What you are asked to do
Extract all lines in the data that contain the word "difference".

Rows from a dataset
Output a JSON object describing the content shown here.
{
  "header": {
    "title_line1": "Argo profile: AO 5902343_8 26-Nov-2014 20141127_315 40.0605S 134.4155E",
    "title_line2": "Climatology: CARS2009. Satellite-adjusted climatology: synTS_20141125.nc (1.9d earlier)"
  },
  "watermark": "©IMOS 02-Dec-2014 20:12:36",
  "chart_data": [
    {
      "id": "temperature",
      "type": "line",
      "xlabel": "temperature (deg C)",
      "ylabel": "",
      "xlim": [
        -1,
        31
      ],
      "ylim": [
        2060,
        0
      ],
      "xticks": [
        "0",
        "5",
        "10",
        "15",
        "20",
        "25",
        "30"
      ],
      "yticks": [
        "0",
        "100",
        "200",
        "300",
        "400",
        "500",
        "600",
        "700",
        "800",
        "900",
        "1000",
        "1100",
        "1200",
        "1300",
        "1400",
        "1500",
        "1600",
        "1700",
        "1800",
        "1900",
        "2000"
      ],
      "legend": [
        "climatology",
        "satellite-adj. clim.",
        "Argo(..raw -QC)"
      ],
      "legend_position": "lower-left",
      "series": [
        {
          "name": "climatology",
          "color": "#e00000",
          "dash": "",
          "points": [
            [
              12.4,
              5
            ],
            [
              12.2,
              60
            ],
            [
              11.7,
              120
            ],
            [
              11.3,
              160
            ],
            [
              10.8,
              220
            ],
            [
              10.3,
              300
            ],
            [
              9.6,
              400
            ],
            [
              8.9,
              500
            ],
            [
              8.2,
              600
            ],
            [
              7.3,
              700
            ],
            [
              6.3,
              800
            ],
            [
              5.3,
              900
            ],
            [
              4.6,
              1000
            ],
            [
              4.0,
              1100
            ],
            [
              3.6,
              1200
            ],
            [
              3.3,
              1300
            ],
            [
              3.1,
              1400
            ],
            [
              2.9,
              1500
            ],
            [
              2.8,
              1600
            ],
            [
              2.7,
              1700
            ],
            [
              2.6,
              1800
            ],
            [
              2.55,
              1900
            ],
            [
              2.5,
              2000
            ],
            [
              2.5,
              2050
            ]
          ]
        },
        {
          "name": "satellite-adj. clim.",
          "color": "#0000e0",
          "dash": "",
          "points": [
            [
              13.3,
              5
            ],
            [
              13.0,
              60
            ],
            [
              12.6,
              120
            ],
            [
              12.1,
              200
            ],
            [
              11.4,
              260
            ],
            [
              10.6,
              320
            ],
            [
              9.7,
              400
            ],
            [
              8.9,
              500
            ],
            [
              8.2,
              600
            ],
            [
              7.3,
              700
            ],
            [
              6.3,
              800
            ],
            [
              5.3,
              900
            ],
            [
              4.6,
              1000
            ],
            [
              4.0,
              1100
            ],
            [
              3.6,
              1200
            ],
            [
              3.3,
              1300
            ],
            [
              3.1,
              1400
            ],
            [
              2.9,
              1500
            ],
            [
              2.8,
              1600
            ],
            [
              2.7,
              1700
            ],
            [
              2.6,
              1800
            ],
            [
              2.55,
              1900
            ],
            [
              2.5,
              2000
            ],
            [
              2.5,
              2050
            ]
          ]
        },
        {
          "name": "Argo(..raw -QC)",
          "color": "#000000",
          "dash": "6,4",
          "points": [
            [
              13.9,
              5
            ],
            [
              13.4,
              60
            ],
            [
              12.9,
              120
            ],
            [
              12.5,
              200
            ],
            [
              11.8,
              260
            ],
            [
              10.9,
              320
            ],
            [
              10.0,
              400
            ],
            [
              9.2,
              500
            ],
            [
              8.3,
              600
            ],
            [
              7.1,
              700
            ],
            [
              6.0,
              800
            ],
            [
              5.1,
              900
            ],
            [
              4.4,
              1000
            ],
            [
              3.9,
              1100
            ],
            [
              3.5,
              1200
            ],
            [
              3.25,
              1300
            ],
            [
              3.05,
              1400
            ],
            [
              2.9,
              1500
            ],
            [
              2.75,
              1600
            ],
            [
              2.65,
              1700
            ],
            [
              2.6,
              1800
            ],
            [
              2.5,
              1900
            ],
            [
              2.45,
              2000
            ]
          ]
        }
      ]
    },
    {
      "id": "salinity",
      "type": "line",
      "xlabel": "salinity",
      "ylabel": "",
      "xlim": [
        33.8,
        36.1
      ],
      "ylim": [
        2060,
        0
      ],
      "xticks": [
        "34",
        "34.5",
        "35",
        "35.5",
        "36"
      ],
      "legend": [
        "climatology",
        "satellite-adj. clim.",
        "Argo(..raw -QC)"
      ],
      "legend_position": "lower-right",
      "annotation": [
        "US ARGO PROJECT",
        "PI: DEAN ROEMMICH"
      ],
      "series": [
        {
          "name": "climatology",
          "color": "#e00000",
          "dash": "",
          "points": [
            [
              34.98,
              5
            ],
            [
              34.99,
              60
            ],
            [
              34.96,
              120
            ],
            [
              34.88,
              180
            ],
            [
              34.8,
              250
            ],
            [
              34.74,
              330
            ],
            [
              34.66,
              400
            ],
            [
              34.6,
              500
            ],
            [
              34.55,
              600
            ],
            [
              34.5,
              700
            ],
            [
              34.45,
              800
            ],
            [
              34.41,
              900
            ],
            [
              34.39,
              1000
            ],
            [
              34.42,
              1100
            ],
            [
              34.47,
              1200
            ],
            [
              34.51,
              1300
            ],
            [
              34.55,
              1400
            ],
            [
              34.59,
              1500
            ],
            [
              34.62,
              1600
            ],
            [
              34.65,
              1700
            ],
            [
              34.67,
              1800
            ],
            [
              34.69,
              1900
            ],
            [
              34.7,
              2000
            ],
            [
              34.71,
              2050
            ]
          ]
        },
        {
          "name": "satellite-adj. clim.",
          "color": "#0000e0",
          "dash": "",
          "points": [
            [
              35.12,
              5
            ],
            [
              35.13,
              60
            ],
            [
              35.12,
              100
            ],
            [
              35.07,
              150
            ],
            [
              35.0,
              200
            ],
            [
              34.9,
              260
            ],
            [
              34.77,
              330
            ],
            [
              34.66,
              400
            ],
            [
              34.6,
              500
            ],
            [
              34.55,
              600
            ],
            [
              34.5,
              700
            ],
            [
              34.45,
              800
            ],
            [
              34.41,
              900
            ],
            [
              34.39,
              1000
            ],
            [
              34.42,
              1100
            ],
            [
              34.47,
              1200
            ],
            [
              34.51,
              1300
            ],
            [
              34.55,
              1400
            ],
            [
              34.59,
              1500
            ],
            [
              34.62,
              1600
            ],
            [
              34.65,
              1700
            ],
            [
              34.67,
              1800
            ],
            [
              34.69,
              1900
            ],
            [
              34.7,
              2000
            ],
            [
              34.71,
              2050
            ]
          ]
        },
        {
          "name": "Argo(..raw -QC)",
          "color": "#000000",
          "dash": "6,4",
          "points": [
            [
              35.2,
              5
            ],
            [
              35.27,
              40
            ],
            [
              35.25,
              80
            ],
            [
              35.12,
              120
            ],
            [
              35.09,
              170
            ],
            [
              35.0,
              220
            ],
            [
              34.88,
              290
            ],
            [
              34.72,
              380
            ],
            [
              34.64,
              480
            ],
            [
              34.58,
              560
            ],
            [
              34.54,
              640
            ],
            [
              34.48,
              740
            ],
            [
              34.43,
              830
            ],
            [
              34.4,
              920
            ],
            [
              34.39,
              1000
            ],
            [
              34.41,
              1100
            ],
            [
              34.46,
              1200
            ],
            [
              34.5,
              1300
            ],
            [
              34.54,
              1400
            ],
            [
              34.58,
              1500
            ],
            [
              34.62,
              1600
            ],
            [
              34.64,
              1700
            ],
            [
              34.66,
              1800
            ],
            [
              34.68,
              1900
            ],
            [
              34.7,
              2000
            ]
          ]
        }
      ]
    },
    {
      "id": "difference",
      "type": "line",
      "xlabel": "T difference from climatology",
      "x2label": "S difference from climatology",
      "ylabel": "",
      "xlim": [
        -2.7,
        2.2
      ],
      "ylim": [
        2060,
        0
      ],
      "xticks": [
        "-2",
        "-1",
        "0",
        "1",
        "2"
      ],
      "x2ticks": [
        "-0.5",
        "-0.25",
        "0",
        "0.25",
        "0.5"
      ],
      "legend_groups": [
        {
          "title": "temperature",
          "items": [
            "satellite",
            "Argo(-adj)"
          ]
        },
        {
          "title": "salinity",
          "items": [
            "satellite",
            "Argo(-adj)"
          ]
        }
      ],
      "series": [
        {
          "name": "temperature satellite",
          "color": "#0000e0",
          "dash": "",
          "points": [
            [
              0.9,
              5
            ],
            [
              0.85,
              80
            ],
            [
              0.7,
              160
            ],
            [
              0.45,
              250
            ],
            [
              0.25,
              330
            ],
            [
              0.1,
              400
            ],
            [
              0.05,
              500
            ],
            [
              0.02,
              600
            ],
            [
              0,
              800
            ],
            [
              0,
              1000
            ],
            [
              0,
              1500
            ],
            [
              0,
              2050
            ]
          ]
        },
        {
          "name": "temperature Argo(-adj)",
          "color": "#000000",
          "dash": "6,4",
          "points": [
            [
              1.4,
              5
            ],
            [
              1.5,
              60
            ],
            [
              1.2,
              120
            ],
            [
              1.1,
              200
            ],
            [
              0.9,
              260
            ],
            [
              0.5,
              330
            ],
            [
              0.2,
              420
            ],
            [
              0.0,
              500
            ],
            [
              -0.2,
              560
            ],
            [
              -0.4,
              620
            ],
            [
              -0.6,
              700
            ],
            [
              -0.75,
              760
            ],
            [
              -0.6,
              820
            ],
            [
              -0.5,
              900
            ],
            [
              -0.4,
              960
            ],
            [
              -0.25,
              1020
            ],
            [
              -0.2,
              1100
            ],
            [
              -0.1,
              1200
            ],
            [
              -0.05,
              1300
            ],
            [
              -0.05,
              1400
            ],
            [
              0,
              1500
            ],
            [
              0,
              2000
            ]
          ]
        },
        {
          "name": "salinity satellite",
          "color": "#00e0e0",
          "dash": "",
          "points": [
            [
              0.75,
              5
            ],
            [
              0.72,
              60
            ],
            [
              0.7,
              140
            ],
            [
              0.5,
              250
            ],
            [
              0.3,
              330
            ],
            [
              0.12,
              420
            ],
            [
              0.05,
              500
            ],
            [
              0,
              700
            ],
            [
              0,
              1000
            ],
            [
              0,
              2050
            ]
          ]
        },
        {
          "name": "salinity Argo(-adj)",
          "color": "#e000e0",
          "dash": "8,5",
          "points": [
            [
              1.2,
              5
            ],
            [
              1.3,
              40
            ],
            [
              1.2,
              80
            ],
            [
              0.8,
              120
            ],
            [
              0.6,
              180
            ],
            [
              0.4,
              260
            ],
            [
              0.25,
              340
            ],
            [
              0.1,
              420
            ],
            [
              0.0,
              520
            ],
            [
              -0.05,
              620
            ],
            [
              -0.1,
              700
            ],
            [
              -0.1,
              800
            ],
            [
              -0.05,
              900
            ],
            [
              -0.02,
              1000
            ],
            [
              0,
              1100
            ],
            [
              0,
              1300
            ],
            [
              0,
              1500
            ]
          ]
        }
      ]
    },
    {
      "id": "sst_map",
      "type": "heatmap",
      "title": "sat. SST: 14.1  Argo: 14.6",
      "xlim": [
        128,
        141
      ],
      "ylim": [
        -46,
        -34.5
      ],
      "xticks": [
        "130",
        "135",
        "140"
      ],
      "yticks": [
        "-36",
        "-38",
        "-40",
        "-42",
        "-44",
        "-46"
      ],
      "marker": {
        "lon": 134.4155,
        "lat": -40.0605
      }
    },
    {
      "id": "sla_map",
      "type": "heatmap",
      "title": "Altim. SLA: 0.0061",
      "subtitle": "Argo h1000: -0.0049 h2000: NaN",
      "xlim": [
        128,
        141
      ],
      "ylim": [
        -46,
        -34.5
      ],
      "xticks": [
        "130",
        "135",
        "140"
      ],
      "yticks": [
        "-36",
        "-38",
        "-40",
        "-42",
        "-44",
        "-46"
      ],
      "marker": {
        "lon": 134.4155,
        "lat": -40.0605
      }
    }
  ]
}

Output for this task
      "id": "difference",
      "xlabel": "T difference from climatology",
      "x2label": "S difference from climatology",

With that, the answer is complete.